Collect each line of the entries that holds the string "Daily".

—————

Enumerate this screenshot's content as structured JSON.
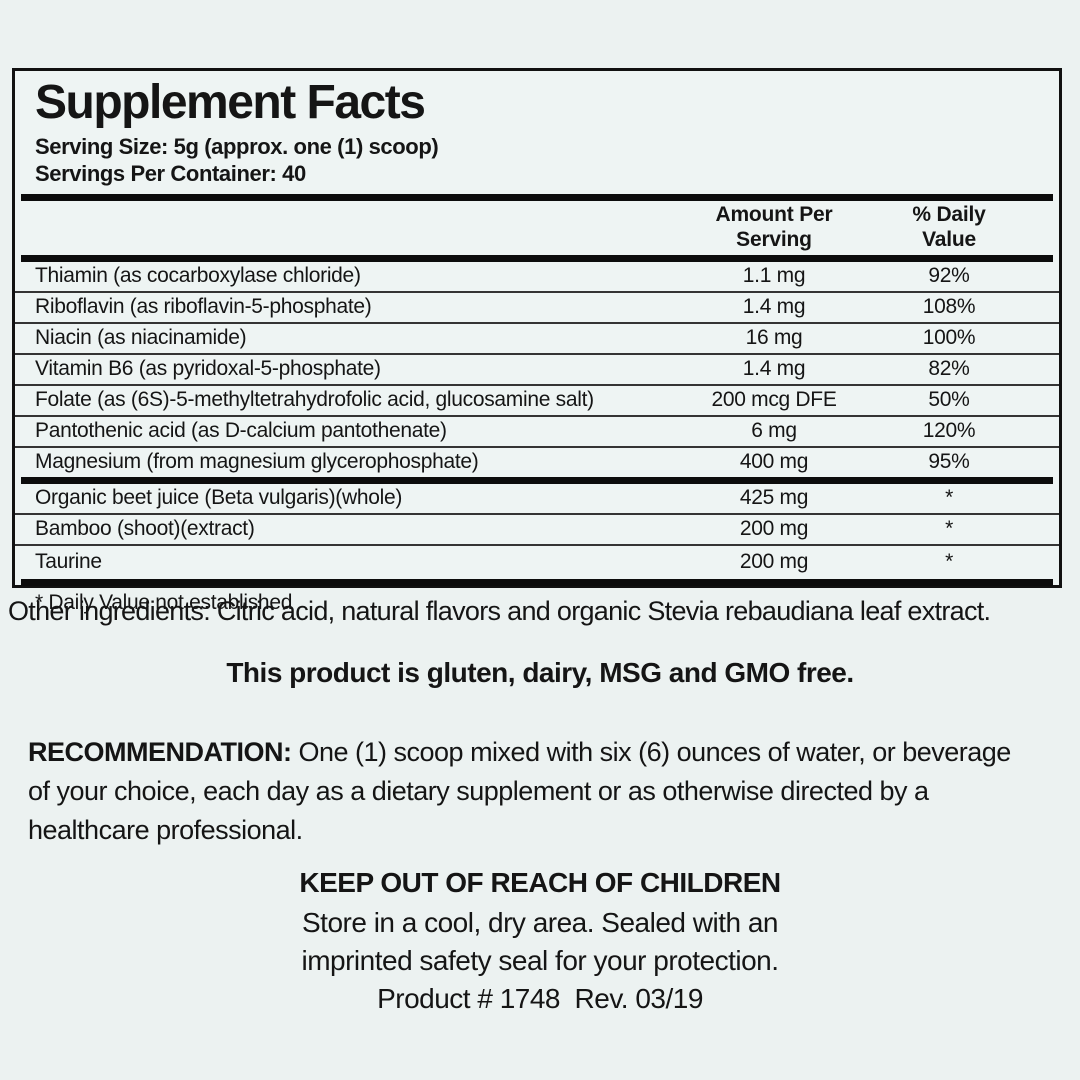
{
  "colors": {
    "page_background": "#ecf2f1",
    "panel_background": "#eef4f3",
    "ink": "#151515",
    "thick_bar": "#0c0c0c",
    "row_divider": "#343434"
  },
  "panel": {
    "title": "Supplement Facts",
    "serving_size": "Serving Size: 5g (approx. one (1) scoop)",
    "servings_per_container": "Servings Per Container: 40",
    "amount_header": [
      "Amount Per",
      "Serving"
    ],
    "dv_header": [
      "% Daily",
      "Value"
    ],
    "main_rows": [
      {
        "name": "Thiamin (as cocarboxylase chloride)",
        "amount": "1.1 mg",
        "dv": "92%"
      },
      {
        "name": "Riboflavin (as riboflavin-5-phosphate)",
        "amount": "1.4 mg",
        "dv": "108%"
      },
      {
        "name": "Niacin (as niacinamide)",
        "amount": "16 mg",
        "dv": "100%"
      },
      {
        "name": "Vitamin B6 (as pyridoxal-5-phosphate)",
        "amount": "1.4 mg",
        "dv": "82%"
      },
      {
        "name": "Folate (as (6S)-5-methyltetrahydrofolic acid, glucosamine salt)",
        "amount": "200 mcg DFE",
        "dv": "50%"
      },
      {
        "name": "Pantothenic acid (as D-calcium pantothenate)",
        "amount": "6 mg",
        "dv": "120%"
      },
      {
        "name": "Magnesium (from magnesium glycerophosphate)",
        "amount": "400 mg",
        "dv": "95%"
      }
    ],
    "other_rows": [
      {
        "name": "Organic beet juice (Beta vulgaris)(whole)",
        "amount": "425 mg",
        "dv": "*"
      },
      {
        "name": "Bamboo (shoot)(extract)",
        "amount": "200 mg",
        "dv": "*"
      },
      {
        "name": "Taurine",
        "amount": "200 mg",
        "dv": "*"
      }
    ],
    "footnote": "* Daily Value not established"
  },
  "other_ingredients": "Other ingredients: Citric acid, natural flavors and organic Stevia rebaudiana leaf extract.",
  "free_claim": "This product is gluten, dairy, MSG and GMO free.",
  "recommendation": {
    "label": "RECOMMENDATION:",
    "text": "One (1) scoop mixed with six (6) ounces of water, or beverage of your choice, each day as a dietary supplement or as otherwise directed by a healthcare professional."
  },
  "warning": "KEEP OUT OF REACH OF CHILDREN",
  "storage_line1": "Store in a cool, dry area. Sealed with an",
  "storage_line2": "imprinted safety seal for your protection.",
  "product_line": "Product # 1748  Rev. 03/19"
}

—————

**Answer in full**.
      "% Daily",
    "footnote": "* Daily Value not established"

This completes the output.